**Goal**
Read the entries below and pull out each line with the string "総合型選抜".

**Data in this exercise**
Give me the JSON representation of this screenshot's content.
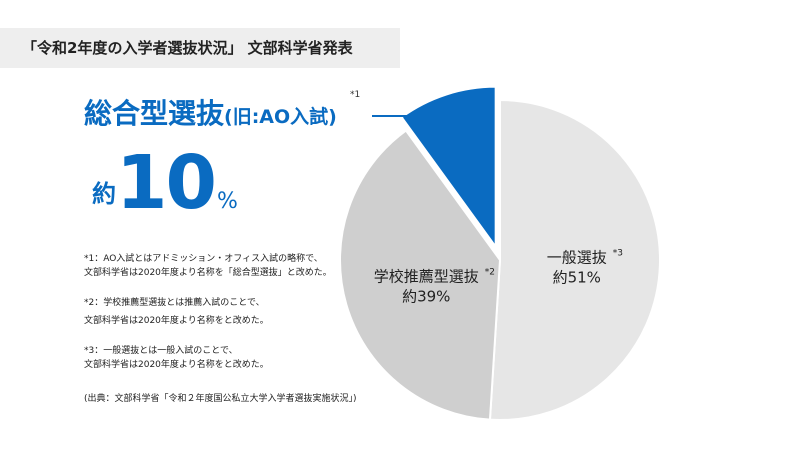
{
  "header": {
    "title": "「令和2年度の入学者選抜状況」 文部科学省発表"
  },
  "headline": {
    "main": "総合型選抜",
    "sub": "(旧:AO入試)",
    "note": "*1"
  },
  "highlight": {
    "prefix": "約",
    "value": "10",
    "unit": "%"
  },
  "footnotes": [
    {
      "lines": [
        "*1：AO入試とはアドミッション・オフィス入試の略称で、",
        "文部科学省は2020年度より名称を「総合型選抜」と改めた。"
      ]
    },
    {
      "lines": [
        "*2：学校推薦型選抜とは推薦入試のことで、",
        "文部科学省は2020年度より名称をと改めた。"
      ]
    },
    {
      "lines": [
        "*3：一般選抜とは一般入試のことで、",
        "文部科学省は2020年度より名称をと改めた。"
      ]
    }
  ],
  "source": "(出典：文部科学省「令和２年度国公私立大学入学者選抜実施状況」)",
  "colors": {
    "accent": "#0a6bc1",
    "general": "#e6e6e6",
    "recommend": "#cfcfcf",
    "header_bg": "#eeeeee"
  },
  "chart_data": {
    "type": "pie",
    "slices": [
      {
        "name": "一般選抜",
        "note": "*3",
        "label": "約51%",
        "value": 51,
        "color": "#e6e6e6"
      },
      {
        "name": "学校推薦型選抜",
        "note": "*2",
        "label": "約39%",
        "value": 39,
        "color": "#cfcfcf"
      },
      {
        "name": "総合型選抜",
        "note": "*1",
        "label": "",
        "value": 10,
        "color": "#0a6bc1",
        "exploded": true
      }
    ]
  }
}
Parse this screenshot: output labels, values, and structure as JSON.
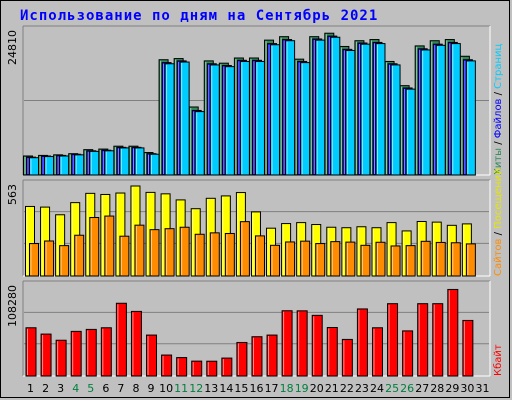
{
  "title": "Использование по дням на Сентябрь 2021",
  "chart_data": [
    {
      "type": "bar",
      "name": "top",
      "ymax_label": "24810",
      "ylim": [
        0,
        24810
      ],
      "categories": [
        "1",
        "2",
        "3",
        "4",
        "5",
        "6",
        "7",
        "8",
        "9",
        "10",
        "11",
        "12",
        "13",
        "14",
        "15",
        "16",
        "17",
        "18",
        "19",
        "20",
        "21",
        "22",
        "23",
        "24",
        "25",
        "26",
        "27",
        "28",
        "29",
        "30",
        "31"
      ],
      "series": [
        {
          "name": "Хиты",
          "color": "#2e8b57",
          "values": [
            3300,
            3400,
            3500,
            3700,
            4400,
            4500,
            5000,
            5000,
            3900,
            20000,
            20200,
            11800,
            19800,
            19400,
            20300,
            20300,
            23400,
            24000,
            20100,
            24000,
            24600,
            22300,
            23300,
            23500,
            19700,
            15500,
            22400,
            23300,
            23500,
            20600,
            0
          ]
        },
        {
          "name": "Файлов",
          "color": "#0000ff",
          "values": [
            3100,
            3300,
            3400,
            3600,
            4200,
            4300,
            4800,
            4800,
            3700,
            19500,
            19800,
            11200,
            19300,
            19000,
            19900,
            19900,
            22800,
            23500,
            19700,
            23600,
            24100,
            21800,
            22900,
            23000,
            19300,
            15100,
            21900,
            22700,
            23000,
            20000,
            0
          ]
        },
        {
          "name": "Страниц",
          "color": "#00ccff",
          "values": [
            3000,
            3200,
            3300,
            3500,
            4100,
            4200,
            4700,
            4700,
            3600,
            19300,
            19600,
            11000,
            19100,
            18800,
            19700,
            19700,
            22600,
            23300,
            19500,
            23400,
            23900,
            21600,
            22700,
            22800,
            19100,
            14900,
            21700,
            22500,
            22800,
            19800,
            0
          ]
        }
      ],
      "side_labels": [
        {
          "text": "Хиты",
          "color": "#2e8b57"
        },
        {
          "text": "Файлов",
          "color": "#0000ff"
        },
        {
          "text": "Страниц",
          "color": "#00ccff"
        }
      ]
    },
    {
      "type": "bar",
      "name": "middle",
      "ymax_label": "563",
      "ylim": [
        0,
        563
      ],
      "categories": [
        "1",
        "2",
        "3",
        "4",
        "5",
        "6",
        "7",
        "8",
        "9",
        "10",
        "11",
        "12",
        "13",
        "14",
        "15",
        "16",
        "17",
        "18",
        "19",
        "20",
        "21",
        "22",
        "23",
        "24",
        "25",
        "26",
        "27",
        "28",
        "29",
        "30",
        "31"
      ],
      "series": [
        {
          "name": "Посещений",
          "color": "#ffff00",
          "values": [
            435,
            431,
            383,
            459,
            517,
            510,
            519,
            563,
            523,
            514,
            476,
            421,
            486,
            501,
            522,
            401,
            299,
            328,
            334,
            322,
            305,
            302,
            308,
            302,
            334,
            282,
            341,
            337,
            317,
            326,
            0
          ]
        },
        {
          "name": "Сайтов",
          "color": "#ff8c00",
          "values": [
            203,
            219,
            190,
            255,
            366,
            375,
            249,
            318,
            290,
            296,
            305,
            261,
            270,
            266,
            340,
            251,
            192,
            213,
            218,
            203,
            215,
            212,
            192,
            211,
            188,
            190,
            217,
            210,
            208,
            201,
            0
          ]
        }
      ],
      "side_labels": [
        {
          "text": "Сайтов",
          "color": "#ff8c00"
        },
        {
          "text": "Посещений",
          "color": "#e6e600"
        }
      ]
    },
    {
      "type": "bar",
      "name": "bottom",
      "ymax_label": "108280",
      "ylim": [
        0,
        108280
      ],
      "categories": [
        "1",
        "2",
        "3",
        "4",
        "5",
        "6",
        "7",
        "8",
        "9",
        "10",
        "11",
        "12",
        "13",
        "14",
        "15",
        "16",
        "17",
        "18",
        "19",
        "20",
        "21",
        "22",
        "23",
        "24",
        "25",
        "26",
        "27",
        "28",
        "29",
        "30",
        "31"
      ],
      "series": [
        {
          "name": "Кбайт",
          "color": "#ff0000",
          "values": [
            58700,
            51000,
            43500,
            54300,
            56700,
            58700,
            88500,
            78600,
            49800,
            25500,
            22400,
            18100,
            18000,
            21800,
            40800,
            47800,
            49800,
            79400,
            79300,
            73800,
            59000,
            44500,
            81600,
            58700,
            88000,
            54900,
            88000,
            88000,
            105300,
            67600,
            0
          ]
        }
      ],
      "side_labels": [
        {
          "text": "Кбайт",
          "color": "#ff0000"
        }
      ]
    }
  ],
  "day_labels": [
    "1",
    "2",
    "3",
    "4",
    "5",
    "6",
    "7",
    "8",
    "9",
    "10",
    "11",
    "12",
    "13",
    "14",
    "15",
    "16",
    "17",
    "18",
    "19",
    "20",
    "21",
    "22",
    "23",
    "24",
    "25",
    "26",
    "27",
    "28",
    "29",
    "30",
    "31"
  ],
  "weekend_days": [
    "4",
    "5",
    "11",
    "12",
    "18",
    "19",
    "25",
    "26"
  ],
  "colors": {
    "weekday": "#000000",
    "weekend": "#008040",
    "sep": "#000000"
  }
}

**Output of the task**
    "main": "総合型選抜",
        "文部科学省は2020年度より名称を「総合型選抜」と改めた。"
        "name": "総合型選抜",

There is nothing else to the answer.